#### YOUR GOAL:
Reproduce every record below exactly as written, but leave out any pictures.

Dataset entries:
____________

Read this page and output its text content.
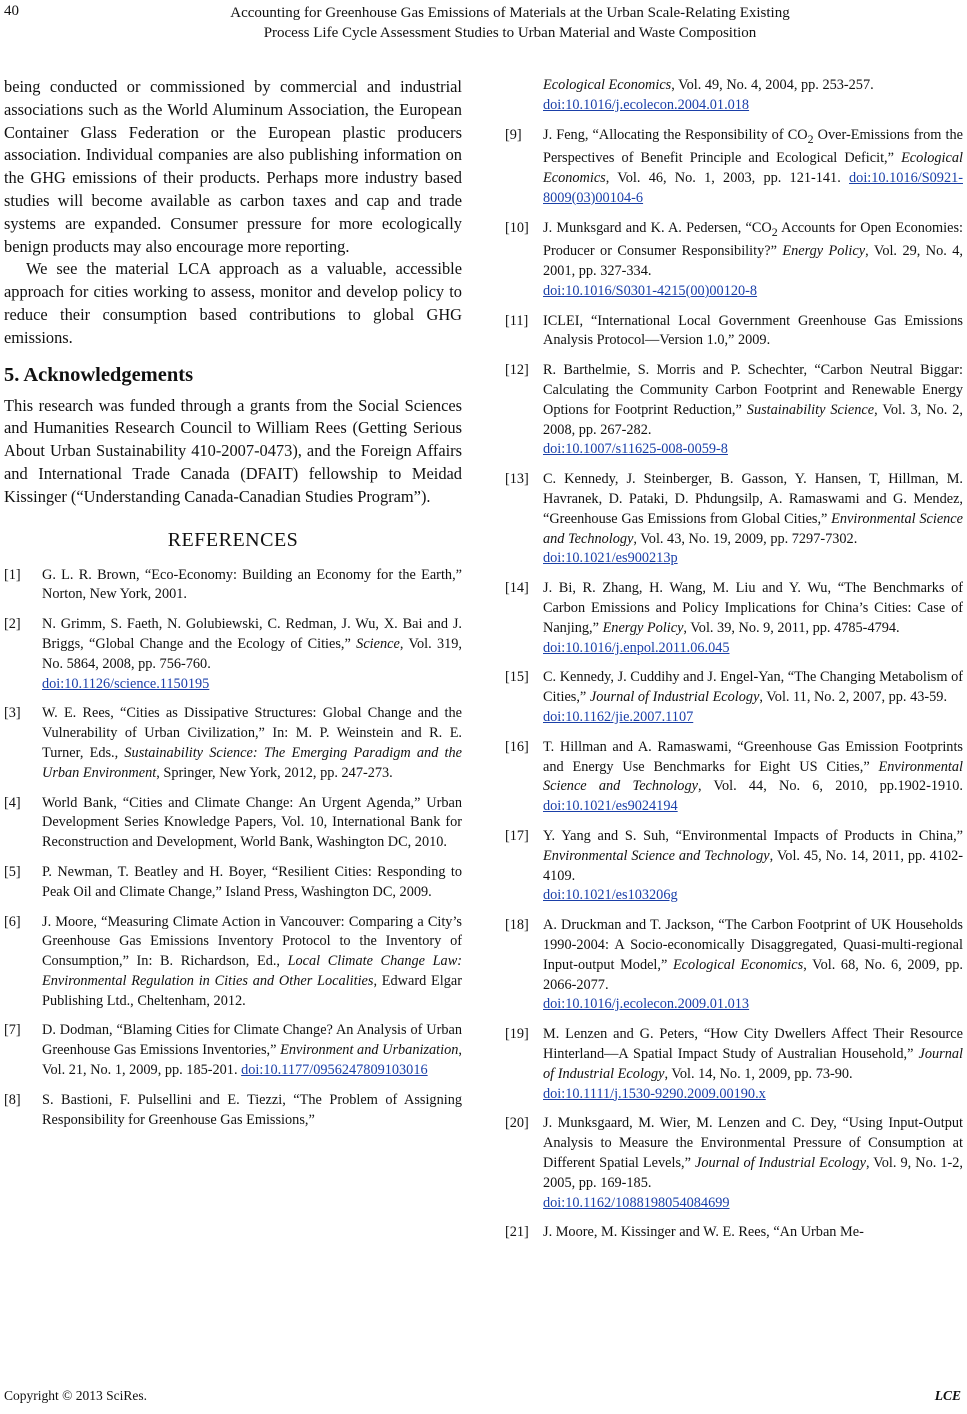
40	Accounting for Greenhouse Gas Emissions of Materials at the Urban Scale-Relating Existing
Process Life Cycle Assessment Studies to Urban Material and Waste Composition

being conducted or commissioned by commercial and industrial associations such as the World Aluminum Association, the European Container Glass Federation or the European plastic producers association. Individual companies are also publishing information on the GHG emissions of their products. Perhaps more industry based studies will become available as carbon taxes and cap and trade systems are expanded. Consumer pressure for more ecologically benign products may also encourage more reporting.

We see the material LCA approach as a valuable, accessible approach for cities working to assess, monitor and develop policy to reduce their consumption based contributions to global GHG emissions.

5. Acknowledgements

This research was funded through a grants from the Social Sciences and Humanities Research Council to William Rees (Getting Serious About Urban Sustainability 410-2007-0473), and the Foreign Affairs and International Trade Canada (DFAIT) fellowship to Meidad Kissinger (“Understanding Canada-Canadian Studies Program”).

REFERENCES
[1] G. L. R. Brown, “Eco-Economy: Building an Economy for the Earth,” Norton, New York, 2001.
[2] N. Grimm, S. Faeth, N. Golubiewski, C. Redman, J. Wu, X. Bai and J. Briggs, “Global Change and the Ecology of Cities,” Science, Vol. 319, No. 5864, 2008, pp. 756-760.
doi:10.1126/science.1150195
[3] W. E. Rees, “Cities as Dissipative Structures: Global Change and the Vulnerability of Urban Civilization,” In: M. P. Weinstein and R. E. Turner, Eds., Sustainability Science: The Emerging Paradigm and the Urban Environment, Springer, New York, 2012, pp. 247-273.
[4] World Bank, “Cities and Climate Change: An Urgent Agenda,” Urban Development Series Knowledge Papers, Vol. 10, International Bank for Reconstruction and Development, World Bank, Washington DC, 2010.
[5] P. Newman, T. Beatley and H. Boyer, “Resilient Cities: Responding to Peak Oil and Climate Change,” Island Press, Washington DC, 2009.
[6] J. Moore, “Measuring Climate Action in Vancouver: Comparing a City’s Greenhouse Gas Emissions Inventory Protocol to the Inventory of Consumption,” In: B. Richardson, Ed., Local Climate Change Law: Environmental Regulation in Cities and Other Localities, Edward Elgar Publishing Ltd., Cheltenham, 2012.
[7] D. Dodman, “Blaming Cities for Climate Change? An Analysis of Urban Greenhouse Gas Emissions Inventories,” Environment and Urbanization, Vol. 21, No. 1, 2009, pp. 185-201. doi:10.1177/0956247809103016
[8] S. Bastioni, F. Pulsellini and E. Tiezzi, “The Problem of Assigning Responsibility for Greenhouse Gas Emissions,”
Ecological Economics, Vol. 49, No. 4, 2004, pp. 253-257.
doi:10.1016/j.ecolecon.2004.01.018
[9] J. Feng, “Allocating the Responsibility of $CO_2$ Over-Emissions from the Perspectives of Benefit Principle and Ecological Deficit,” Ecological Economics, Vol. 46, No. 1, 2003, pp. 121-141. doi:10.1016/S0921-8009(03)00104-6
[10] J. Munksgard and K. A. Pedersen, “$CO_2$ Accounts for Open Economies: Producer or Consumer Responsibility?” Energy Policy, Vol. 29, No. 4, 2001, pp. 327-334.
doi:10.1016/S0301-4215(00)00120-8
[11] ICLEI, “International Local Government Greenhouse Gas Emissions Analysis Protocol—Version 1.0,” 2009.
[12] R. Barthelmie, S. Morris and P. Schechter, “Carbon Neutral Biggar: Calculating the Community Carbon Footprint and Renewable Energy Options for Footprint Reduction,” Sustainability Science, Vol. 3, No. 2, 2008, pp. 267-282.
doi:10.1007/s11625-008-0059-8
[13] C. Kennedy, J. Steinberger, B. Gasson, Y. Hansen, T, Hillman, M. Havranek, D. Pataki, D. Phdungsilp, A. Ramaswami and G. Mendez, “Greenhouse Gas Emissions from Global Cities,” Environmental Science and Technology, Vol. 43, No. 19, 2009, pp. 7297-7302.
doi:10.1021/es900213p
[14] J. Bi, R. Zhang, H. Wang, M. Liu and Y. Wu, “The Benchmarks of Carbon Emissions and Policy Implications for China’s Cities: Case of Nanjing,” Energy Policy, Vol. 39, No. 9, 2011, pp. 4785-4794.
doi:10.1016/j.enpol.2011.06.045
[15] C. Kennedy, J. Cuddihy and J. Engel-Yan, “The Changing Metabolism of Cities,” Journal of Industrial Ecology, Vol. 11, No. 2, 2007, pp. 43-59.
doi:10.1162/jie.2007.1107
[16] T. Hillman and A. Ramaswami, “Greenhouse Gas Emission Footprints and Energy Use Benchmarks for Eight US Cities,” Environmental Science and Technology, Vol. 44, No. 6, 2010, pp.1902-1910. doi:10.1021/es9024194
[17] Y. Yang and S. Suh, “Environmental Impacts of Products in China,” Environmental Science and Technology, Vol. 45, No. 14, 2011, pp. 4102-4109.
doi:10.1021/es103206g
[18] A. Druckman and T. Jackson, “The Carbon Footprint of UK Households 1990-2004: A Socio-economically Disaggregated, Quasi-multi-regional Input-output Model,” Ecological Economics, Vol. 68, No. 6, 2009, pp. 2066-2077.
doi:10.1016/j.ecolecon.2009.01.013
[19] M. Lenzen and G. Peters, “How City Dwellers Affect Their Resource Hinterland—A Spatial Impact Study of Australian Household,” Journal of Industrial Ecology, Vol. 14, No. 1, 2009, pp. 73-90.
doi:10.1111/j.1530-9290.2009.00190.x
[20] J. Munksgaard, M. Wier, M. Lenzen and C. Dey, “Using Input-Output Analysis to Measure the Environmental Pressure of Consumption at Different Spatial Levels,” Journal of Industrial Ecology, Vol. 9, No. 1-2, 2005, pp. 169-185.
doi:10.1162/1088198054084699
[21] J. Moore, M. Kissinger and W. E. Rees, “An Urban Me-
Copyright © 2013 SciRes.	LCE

____________

#### THE RESPONSE:
Read this page and output its text content.
40	Accounting for Greenhouse Gas Emissions of Materials at the Urban Scale-Relating Existing
Process Life Cycle Assessment Studies to Urban Material and Waste Composition

being conducted or commissioned by commercial and industrial associations such as the World Aluminum Association, the European Container Glass Federation or the European plastic producers association. Individual companies are also publishing information on the GHG emissions of their products. Perhaps more industry based studies will become available as carbon taxes and cap and trade systems are expanded. Consumer pressure for more ecologically benign products may also encourage more reporting.

We see the material LCA approach as a valuable, accessible approach for cities working to assess, monitor and develop policy to reduce their consumption based contributions to global GHG emissions.

5. Acknowledgements

This research was funded through a grants from the Social Sciences and Humanities Research Council to William Rees (Getting Serious About Urban Sustainability 410-2007-0473), and the Foreign Affairs and International Trade Canada (DFAIT) fellowship to Meidad Kissinger (“Understanding Canada-Canadian Studies Program”).

REFERENCES
[1] G. L. R. Brown, “Eco-Economy: Building an Economy for the Earth,” Norton, New York, 2001.
[2] N. Grimm, S. Faeth, N. Golubiewski, C. Redman, J. Wu, X. Bai and J. Briggs, “Global Change and the Ecology of Cities,” Science, Vol. 319, No. 5864, 2008, pp. 756-760.
doi:10.1126/science.1150195
[3] W. E. Rees, “Cities as Dissipative Structures: Global Change and the Vulnerability of Urban Civilization,” In: M. P. Weinstein and R. E. Turner, Eds., Sustainability Science: The Emerging Paradigm and the Urban Environment, Springer, New York, 2012, pp. 247-273.
[4] World Bank, “Cities and Climate Change: An Urgent Agenda,” Urban Development Series Knowledge Papers, Vol. 10, International Bank for Reconstruction and Development, World Bank, Washington DC, 2010.
[5] P. Newman, T. Beatley and H. Boyer, “Resilient Cities: Responding to Peak Oil and Climate Change,” Island Press, Washington DC, 2009.
[6] J. Moore, “Measuring Climate Action in Vancouver: Comparing a City’s Greenhouse Gas Emissions Inventory Protocol to the Inventory of Consumption,” In: B. Richardson, Ed., Local Climate Change Law: Environmental Regulation in Cities and Other Localities, Edward Elgar Publishing Ltd., Cheltenham, 2012.
[7] D. Dodman, “Blaming Cities for Climate Change? An Analysis of Urban Greenhouse Gas Emissions Inventories,” Environment and Urbanization, Vol. 21, No. 1, 2009, pp. 185-201. doi:10.1177/0956247809103016
[8] S. Bastioni, F. Pulsellini and E. Tiezzi, “The Problem of Assigning Responsibility for Greenhouse Gas Emissions,”
Ecological Economics, Vol. 49, No. 4, 2004, pp. 253-257.
doi:10.1016/j.ecolecon.2004.01.018
[9] J. Feng, “Allocating the Responsibility of $CO_2$ Over-Emissions from the Perspectives of Benefit Principle and Ecological Deficit,” Ecological Economics, Vol. 46, No. 1, 2003, pp. 121-141. doi:10.1016/S0921-8009(03)00104-6
[10] J. Munksgard and K. A. Pedersen, “$CO_2$ Accounts for Open Economies: Producer or Consumer Responsibility?” Energy Policy, Vol. 29, No. 4, 2001, pp. 327-334.
doi:10.1016/S0301-4215(00)00120-8
[11] ICLEI, “International Local Government Greenhouse Gas Emissions Analysis Protocol—Version 1.0,” 2009.
[12] R. Barthelmie, S. Morris and P. Schechter, “Carbon Neutral Biggar: Calculating the Community Carbon Footprint and Renewable Energy Options for Footprint Reduction,” Sustainability Science, Vol. 3, No. 2, 2008, pp. 267-282.
doi:10.1007/s11625-008-0059-8
[13] C. Kennedy, J. Steinberger, B. Gasson, Y. Hansen, T, Hillman, M. Havranek, D. Pataki, D. Phdungsilp, A. Ramaswami and G. Mendez, “Greenhouse Gas Emissions from Global Cities,” Environmental Science and Technology, Vol. 43, No. 19, 2009, pp. 7297-7302.
doi:10.1021/es900213p
[14] J. Bi, R. Zhang, H. Wang, M. Liu and Y. Wu, “The Benchmarks of Carbon Emissions and Policy Implications for China’s Cities: Case of Nanjing,” Energy Policy, Vol. 39, No. 9, 2011, pp. 4785-4794.
doi:10.1016/j.enpol.2011.06.045
[15] C. Kennedy, J. Cuddihy and J. Engel-Yan, “The Changing Metabolism of Cities,” Journal of Industrial Ecology, Vol. 11, No. 2, 2007, pp. 43-59.
doi:10.1162/jie.2007.1107
[16] T. Hillman and A. Ramaswami, “Greenhouse Gas Emission Footprints and Energy Use Benchmarks for Eight US Cities,” Environmental Science and Technology, Vol. 44, No. 6, 2010, pp.1902-1910. doi:10.1021/es9024194
[17] Y. Yang and S. Suh, “Environmental Impacts of Products in China,” Environmental Science and Technology, Vol. 45, No. 14, 2011, pp. 4102-4109.
doi:10.1021/es103206g
[18] A. Druckman and T. Jackson, “The Carbon Footprint of UK Households 1990-2004: A Socio-economically Disaggregated, Quasi-multi-regional Input-output Model,” Ecological Economics, Vol. 68, No. 6, 2009, pp. 2066-2077.
doi:10.1016/j.ecolecon.2009.01.013
[19] M. Lenzen and G. Peters, “How City Dwellers Affect Their Resource Hinterland—A Spatial Impact Study of Australian Household,” Journal of Industrial Ecology, Vol. 14, No. 1, 2009, pp. 73-90.
doi:10.1111/j.1530-9290.2009.00190.x
[20] J. Munksgaard, M. Wier, M. Lenzen and C. Dey, “Using Input-Output Analysis to Measure the Environmental Pressure of Consumption at Different Spatial Levels,” Journal of Industrial Ecology, Vol. 9, No. 1-2, 2005, pp. 169-185.
doi:10.1162/1088198054084699
[21] J. Moore, M. Kissinger and W. E. Rees, “An Urban Me-
Copyright © 2013 SciRes.	LCE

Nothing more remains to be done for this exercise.